Task to complete –
Select lines where the word "GOLD" appears.

(Figure record extracts)
____________

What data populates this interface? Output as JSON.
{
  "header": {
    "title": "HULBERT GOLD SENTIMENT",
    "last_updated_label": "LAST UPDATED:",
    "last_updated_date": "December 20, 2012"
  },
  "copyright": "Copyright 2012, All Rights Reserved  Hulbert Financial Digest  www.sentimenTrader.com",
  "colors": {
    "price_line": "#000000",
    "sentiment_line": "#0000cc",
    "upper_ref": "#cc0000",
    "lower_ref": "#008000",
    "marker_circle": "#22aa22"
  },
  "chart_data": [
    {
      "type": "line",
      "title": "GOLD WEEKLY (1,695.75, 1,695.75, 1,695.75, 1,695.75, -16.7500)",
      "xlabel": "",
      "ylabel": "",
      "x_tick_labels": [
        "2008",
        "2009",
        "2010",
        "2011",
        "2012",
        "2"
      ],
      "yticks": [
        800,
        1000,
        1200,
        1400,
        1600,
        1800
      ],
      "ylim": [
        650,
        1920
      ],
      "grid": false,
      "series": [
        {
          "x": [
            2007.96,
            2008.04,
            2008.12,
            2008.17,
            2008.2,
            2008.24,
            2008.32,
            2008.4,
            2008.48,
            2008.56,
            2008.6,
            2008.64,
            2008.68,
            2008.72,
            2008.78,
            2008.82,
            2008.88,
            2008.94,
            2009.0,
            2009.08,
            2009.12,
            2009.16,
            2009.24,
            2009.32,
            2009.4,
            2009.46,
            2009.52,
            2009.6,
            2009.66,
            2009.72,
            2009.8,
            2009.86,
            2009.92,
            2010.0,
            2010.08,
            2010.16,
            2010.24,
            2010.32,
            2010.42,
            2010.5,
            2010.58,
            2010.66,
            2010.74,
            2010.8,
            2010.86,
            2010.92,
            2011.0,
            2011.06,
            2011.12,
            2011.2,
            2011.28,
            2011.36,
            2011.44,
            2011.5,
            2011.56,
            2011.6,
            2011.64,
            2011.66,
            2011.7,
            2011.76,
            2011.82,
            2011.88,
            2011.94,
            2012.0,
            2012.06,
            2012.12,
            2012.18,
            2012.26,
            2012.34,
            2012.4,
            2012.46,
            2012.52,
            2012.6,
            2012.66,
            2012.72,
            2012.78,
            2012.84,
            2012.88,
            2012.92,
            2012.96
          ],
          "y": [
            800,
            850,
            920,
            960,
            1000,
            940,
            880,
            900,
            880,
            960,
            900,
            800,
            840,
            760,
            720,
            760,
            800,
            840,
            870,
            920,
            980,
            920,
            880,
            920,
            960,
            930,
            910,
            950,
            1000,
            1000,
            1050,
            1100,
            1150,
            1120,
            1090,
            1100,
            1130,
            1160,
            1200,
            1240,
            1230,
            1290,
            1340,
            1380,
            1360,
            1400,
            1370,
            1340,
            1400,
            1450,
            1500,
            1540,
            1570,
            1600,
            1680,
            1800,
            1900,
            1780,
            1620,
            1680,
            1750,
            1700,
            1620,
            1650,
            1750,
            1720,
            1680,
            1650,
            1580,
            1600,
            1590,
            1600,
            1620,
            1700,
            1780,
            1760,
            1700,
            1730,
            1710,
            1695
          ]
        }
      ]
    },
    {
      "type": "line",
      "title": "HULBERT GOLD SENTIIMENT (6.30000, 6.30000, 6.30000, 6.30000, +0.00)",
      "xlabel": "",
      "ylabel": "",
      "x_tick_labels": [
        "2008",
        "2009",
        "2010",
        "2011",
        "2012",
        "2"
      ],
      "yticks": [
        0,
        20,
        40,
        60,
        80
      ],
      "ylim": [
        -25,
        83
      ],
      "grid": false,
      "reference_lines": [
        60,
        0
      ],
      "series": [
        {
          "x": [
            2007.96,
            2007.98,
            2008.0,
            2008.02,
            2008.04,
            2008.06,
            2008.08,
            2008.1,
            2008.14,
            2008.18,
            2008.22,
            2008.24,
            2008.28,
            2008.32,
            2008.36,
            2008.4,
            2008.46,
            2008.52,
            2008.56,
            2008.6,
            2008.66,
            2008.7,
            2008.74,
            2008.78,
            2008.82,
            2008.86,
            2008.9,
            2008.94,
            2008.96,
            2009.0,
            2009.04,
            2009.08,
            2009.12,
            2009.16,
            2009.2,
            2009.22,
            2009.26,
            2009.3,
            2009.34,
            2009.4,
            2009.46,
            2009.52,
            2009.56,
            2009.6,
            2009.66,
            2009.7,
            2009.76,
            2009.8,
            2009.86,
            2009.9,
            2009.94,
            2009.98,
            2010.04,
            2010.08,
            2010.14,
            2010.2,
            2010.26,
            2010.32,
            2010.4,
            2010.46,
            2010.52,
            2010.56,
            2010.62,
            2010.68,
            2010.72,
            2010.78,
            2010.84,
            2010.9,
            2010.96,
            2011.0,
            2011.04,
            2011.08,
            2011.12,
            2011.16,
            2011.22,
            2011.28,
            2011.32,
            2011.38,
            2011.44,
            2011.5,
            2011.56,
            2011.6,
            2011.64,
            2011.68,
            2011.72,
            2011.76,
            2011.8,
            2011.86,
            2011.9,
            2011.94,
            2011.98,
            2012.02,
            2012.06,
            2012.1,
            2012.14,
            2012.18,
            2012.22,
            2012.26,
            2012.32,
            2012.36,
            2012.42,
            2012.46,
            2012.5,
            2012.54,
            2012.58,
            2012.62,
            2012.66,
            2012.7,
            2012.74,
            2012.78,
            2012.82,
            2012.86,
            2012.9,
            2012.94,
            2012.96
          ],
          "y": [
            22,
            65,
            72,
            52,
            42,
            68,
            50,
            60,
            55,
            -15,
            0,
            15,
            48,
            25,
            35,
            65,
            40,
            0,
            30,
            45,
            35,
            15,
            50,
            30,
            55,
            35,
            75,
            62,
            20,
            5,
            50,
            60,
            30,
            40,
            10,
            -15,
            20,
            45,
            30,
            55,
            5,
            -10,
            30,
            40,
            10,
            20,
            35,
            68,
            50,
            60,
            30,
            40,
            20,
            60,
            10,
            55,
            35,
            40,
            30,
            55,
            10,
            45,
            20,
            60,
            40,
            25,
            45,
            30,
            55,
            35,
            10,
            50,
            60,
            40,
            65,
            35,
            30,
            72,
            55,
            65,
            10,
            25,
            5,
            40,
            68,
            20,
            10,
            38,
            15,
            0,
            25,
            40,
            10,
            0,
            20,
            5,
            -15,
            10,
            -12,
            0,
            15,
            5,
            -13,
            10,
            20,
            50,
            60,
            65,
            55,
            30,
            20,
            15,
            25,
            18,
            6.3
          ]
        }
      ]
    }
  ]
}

____________

Worked solution –
    "title": "HULBERT GOLD SENTIMENT",
      "title": "GOLD WEEKLY (1,695.75, 1,695.75, 1,695.75, 1,695.75, -16.7500)",
      "title": "HULBERT GOLD SENTIIMENT (6.30000, 6.30000, 6.30000, 6.30000, +0.00)",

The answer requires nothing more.